### [About this task]
Retype the entries below word for word, leaving none out.

[Opening Given data section]

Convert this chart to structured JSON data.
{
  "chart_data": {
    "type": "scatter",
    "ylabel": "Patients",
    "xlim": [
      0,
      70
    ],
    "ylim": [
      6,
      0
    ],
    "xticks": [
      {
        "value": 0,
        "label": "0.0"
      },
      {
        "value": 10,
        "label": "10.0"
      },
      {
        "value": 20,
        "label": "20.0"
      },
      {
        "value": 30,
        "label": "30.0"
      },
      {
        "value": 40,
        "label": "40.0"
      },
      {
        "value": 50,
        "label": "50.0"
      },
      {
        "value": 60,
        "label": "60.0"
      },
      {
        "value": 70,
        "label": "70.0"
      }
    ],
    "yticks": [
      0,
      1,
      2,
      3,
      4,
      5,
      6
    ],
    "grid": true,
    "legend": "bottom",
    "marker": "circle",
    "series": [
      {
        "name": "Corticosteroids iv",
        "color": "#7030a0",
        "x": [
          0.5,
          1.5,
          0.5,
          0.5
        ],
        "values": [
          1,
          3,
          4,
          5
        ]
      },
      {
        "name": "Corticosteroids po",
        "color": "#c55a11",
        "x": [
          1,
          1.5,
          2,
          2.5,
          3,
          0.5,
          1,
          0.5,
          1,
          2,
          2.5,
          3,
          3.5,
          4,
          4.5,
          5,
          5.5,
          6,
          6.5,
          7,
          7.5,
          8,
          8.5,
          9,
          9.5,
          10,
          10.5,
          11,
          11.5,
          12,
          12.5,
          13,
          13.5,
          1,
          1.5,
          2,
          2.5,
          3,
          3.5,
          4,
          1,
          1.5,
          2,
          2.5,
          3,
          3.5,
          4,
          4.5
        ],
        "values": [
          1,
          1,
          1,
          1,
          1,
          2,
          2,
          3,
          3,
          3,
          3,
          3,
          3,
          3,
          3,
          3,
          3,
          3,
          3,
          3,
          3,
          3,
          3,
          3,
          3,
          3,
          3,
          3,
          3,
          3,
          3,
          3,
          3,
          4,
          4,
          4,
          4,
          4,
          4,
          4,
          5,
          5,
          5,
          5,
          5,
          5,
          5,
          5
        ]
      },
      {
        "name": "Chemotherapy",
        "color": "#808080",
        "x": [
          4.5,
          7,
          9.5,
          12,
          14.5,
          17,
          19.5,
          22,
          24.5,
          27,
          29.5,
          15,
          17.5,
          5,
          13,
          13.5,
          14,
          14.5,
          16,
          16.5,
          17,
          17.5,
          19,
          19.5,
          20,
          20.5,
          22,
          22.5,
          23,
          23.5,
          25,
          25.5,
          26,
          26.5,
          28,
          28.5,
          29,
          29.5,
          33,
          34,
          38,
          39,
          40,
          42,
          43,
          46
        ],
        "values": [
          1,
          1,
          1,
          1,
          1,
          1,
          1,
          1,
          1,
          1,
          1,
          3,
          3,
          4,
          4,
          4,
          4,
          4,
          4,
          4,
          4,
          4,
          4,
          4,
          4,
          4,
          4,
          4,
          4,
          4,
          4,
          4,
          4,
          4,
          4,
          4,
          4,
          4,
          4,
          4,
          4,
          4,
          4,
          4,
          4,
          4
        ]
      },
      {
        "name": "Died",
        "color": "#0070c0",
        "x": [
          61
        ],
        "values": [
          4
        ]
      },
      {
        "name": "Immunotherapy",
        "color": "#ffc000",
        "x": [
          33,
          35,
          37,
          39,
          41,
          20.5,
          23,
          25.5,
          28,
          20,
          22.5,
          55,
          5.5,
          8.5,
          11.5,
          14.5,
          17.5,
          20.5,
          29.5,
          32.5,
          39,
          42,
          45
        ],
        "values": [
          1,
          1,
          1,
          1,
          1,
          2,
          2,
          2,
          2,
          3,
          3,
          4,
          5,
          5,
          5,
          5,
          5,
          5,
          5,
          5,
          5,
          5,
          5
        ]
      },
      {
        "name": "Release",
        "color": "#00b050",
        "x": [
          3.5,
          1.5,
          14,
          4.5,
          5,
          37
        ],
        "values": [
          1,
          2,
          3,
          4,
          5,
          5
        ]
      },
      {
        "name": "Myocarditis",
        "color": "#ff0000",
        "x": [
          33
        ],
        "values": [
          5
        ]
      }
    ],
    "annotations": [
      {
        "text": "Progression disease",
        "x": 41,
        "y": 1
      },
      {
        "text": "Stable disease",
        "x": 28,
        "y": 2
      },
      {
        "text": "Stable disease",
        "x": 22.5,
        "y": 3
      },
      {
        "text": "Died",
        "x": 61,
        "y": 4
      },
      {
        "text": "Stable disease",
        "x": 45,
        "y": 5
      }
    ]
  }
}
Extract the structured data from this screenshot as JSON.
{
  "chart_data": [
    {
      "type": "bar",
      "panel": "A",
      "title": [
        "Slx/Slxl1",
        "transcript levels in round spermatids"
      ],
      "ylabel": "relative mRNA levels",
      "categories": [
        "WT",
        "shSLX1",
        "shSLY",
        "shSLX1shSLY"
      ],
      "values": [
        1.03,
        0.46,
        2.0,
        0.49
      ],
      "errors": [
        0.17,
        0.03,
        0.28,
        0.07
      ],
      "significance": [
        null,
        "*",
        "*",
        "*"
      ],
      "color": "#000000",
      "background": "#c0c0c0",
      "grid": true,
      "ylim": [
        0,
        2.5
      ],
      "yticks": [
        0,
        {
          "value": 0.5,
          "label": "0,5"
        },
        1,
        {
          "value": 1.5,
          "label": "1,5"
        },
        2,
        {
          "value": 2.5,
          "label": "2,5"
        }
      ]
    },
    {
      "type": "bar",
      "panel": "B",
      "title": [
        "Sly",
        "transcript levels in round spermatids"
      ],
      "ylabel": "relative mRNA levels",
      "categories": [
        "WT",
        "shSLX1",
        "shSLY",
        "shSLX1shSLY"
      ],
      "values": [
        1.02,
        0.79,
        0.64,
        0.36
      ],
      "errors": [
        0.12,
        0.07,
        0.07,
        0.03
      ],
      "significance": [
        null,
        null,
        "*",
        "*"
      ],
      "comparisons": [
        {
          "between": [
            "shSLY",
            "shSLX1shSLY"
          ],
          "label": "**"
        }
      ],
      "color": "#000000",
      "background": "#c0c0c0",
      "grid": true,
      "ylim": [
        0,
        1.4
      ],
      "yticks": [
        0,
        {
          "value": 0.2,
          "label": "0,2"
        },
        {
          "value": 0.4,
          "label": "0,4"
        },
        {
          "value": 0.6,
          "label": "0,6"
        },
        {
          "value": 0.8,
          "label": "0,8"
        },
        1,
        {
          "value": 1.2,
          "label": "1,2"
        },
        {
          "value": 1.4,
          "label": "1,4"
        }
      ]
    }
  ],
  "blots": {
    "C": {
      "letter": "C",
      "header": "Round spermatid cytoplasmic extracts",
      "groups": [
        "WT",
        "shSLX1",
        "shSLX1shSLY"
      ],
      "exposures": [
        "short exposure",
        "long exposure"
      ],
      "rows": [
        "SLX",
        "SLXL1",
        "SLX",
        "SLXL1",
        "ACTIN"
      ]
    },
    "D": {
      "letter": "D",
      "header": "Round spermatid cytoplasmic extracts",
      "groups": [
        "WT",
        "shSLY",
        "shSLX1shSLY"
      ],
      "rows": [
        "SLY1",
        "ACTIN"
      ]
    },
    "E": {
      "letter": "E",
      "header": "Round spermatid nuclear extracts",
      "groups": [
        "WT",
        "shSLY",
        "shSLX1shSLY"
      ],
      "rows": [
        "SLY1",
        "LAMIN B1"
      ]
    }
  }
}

[Closing Given data section]

### [Worked solution]
Convert this chart to structured JSON data.
{
  "chart_data": {
    "type": "scatter",
    "ylabel": "Patients",
    "xlim": [
      0,
      70
    ],
    "ylim": [
      6,
      0
    ],
    "xticks": [
      {
        "value": 0,
        "label": "0.0"
      },
      {
        "value": 10,
        "label": "10.0"
      },
      {
        "value": 20,
        "label": "20.0"
      },
      {
        "value": 30,
        "label": "30.0"
      },
      {
        "value": 40,
        "label": "40.0"
      },
      {
        "value": 50,
        "label": "50.0"
      },
      {
        "value": 60,
        "label": "60.0"
      },
      {
        "value": 70,
        "label": "70.0"
      }
    ],
    "yticks": [
      0,
      1,
      2,
      3,
      4,
      5,
      6
    ],
    "grid": true,
    "legend": "bottom",
    "marker": "circle",
    "series": [
      {
        "name": "Corticosteroids iv",
        "color": "#7030a0",
        "x": [
          0.5,
          1.5,
          0.5,
          0.5
        ],
        "values": [
          1,
          3,
          4,
          5
        ]
      },
      {
        "name": "Corticosteroids po",
        "color": "#c55a11",
        "x": [
          1,
          1.5,
          2,
          2.5,
          3,
          0.5,
          1,
          0.5,
          1,
          2,
          2.5,
          3,
          3.5,
          4,
          4.5,
          5,
          5.5,
          6,
          6.5,
          7,
          7.5,
          8,
          8.5,
          9,
          9.5,
          10,
          10.5,
          11,
          11.5,
          12,
          12.5,
          13,
          13.5,
          1,
          1.5,
          2,
          2.5,
          3,
          3.5,
          4,
          1,
          1.5,
          2,
          2.5,
          3,
          3.5,
          4,
          4.5
        ],
        "values": [
          1,
          1,
          1,
          1,
          1,
          2,
          2,
          3,
          3,
          3,
          3,
          3,
          3,
          3,
          3,
          3,
          3,
          3,
          3,
          3,
          3,
          3,
          3,
          3,
          3,
          3,
          3,
          3,
          3,
          3,
          3,
          3,
          3,
          4,
          4,
          4,
          4,
          4,
          4,
          4,
          5,
          5,
          5,
          5,
          5,
          5,
          5,
          5
        ]
      },
      {
        "name": "Chemotherapy",
        "color": "#808080",
        "x": [
          4.5,
          7,
          9.5,
          12,
          14.5,
          17,
          19.5,
          22,
          24.5,
          27,
          29.5,
          15,
          17.5,
          5,
          13,
          13.5,
          14,
          14.5,
          16,
          16.5,
          17,
          17.5,
          19,
          19.5,
          20,
          20.5,
          22,
          22.5,
          23,
          23.5,
          25,
          25.5,
          26,
          26.5,
          28,
          28.5,
          29,
          29.5,
          33,
          34,
          38,
          39,
          40,
          42,
          43,
          46
        ],
        "values": [
          1,
          1,
          1,
          1,
          1,
          1,
          1,
          1,
          1,
          1,
          1,
          3,
          3,
          4,
          4,
          4,
          4,
          4,
          4,
          4,
          4,
          4,
          4,
          4,
          4,
          4,
          4,
          4,
          4,
          4,
          4,
          4,
          4,
          4,
          4,
          4,
          4,
          4,
          4,
          4,
          4,
          4,
          4,
          4,
          4,
          4
        ]
      },
      {
        "name": "Died",
        "color": "#0070c0",
        "x": [
          61
        ],
        "values": [
          4
        ]
      },
      {
        "name": "Immunotherapy",
        "color": "#ffc000",
        "x": [
          33,
          35,
          37,
          39,
          41,
          20.5,
          23,
          25.5,
          28,
          20,
          22.5,
          55,
          5.5,
          8.5,
          11.5,
          14.5,
          17.5,
          20.5,
          29.5,
          32.5,
          39,
          42,
          45
        ],
        "values": [
          1,
          1,
          1,
          1,
          1,
          2,
          2,
          2,
          2,
          3,
          3,
          4,
          5,
          5,
          5,
          5,
          5,
          5,
          5,
          5,
          5,
          5,
          5
        ]
      },
      {
        "name": "Release",
        "color": "#00b050",
        "x": [
          3.5,
          1.5,
          14,
          4.5,
          5,
          37
        ],
        "values": [
          1,
          2,
          3,
          4,
          5,
          5
        ]
      },
      {
        "name": "Myocarditis",
        "color": "#ff0000",
        "x": [
          33
        ],
        "values": [
          5
        ]
      }
    ],
    "annotations": [
      {
        "text": "Progression disease",
        "x": 41,
        "y": 1
      },
      {
        "text": "Stable disease",
        "x": 28,
        "y": 2
      },
      {
        "text": "Stable disease",
        "x": 22.5,
        "y": 3
      },
      {
        "text": "Died",
        "x": 61,
        "y": 4
      },
      {
        "text": "Stable disease",
        "x": 45,
        "y": 5
      }
    ]
  }
}
Extract the structured data from this screenshot as JSON.
{
  "chart_data": [
    {
      "type": "bar",
      "panel": "A",
      "title": [
        "Slx/Slxl1",
        "transcript levels in round spermatids"
      ],
      "ylabel": "relative mRNA levels",
      "categories": [
        "WT",
        "shSLX1",
        "shSLY",
        "shSLX1shSLY"
      ],
      "values": [
        1.03,
        0.46,
        2.0,
        0.49
      ],
      "errors": [
        0.17,
        0.03,
        0.28,
        0.07
      ],
      "significance": [
        null,
        "*",
        "*",
        "*"
      ],
      "color": "#000000",
      "background": "#c0c0c0",
      "grid": true,
      "ylim": [
        0,
        2.5
      ],
      "yticks": [
        0,
        {
          "value": 0.5,
          "label": "0,5"
        },
        1,
        {
          "value": 1.5,
          "label": "1,5"
        },
        2,
        {
          "value": 2.5,
          "label": "2,5"
        }
      ]
    },
    {
      "type": "bar",
      "panel": "B",
      "title": [
        "Sly",
        "transcript levels in round spermatids"
      ],
      "ylabel": "relative mRNA levels",
      "categories": [
        "WT",
        "shSLX1",
        "shSLY",
        "shSLX1shSLY"
      ],
      "values": [
        1.02,
        0.79,
        0.64,
        0.36
      ],
      "errors": [
        0.12,
        0.07,
        0.07,
        0.03
      ],
      "significance": [
        null,
        null,
        "*",
        "*"
      ],
      "comparisons": [
        {
          "between": [
            "shSLY",
            "shSLX1shSLY"
          ],
          "label": "**"
        }
      ],
      "color": "#000000",
      "background": "#c0c0c0",
      "grid": true,
      "ylim": [
        0,
        1.4
      ],
      "yticks": [
        0,
        {
          "value": 0.2,
          "label": "0,2"
        },
        {
          "value": 0.4,
          "label": "0,4"
        },
        {
          "value": 0.6,
          "label": "0,6"
        },
        {
          "value": 0.8,
          "label": "0,8"
        },
        1,
        {
          "value": 1.2,
          "label": "1,2"
        },
        {
          "value": 1.4,
          "label": "1,4"
        }
      ]
    }
  ],
  "blots": {
    "C": {
      "letter": "C",
      "header": "Round spermatid cytoplasmic extracts",
      "groups": [
        "WT",
        "shSLX1",
        "shSLX1shSLY"
      ],
      "exposures": [
        "short exposure",
        "long exposure"
      ],
      "rows": [
        "SLX",
        "SLXL1",
        "SLX",
        "SLXL1",
        "ACTIN"
      ]
    },
    "D": {
      "letter": "D",
      "header": "Round spermatid cytoplasmic extracts",
      "groups": [
        "WT",
        "shSLY",
        "shSLX1shSLY"
      ],
      "rows": [
        "SLY1",
        "ACTIN"
      ]
    },
    "E": {
      "letter": "E",
      "header": "Round spermatid nuclear extracts",
      "groups": [
        "WT",
        "shSLY",
        "shSLX1shSLY"
      ],
      "rows": [
        "SLY1",
        "LAMIN B1"
      ]
    }
  }
}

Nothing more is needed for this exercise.